> [TASK TO CARRY OUT]
Reply with nothing except the number of lines that contain the word "source".

> [DATASET ENTRIES]
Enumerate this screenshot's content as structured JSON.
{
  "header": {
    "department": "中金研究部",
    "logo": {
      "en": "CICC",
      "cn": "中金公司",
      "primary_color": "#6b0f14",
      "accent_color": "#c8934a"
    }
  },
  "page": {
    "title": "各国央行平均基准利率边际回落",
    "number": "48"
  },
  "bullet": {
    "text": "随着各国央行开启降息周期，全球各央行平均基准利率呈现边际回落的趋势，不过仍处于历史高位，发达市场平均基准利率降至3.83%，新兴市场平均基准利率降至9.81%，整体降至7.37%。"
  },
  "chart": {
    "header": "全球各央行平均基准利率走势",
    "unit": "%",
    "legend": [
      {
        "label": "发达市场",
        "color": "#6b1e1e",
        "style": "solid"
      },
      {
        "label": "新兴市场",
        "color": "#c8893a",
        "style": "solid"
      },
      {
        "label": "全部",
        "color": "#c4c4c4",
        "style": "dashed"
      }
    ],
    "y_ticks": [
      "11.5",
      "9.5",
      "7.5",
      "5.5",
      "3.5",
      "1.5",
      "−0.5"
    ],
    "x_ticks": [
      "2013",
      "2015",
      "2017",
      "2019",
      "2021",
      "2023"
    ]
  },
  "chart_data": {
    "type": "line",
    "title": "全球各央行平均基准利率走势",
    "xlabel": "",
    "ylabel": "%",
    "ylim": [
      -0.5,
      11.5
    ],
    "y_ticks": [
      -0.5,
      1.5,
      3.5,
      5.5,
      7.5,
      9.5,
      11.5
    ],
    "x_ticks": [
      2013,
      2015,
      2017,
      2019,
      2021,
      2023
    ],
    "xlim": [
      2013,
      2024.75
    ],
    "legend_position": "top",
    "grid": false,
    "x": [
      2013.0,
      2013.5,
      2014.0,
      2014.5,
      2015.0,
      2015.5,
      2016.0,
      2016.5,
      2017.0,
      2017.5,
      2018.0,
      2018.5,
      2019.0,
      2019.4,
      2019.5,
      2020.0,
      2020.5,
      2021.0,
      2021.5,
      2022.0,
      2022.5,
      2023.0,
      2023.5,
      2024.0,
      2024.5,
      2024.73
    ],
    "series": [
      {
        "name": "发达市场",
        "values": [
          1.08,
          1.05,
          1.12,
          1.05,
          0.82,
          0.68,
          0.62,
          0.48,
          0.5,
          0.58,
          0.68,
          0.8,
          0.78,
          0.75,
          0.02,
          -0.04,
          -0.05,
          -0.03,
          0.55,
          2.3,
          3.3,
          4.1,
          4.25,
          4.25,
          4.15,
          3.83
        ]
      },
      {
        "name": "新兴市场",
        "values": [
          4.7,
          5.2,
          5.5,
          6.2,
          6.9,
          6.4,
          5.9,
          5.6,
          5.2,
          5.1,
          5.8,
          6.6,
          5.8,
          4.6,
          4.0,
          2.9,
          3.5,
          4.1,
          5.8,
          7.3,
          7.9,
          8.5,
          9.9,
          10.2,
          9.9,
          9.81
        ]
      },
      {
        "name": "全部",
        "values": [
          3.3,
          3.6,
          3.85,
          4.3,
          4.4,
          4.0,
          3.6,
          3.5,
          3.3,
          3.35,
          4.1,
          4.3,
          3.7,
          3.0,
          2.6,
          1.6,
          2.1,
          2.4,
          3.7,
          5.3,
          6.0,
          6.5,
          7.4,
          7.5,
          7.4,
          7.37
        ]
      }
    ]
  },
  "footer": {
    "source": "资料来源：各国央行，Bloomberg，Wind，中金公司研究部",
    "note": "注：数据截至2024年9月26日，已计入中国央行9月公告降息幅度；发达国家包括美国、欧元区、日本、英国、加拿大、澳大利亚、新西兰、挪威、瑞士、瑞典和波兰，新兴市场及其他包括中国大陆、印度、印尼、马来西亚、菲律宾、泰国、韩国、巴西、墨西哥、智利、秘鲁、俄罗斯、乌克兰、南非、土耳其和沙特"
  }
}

...

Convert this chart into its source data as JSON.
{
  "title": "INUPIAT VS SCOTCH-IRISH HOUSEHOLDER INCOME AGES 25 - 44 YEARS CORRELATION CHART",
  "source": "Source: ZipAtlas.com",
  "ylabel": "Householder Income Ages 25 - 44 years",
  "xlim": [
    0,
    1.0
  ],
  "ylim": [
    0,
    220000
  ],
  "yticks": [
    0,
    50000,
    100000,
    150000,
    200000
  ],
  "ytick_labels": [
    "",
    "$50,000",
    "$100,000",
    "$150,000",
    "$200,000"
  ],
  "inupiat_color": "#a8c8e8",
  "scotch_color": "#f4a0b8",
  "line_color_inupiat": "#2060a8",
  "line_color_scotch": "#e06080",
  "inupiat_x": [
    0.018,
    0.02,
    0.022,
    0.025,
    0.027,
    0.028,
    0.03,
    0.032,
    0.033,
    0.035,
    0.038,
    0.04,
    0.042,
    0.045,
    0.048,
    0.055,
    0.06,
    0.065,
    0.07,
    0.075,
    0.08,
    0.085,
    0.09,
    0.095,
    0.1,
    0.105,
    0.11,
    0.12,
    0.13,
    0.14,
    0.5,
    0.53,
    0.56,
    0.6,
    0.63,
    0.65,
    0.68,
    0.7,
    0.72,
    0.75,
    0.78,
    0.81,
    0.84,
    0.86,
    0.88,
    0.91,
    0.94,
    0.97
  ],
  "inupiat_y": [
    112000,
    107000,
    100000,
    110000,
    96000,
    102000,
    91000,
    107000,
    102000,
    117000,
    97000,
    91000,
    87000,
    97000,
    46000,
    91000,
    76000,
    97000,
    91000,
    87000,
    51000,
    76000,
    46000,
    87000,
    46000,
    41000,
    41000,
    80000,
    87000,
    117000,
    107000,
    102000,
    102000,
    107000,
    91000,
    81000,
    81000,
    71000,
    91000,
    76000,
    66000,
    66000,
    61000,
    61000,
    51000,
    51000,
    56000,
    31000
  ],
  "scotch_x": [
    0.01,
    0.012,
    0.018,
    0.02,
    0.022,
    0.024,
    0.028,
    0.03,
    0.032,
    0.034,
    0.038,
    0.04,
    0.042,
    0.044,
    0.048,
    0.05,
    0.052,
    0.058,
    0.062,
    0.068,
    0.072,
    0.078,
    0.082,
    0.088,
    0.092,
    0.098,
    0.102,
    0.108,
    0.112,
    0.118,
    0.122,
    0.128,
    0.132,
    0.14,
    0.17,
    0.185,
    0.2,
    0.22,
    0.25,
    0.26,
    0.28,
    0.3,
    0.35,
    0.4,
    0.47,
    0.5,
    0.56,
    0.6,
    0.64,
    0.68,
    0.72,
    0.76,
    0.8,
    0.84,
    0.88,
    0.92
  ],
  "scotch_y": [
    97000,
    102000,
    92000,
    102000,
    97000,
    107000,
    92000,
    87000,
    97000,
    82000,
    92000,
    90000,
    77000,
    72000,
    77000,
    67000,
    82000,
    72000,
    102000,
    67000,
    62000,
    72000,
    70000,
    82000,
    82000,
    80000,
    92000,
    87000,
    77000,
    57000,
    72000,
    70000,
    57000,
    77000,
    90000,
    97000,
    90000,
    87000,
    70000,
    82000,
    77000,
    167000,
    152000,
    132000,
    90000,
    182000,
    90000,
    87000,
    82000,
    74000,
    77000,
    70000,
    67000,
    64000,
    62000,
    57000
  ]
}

> [SOLUTION FOR THIS TASK]
3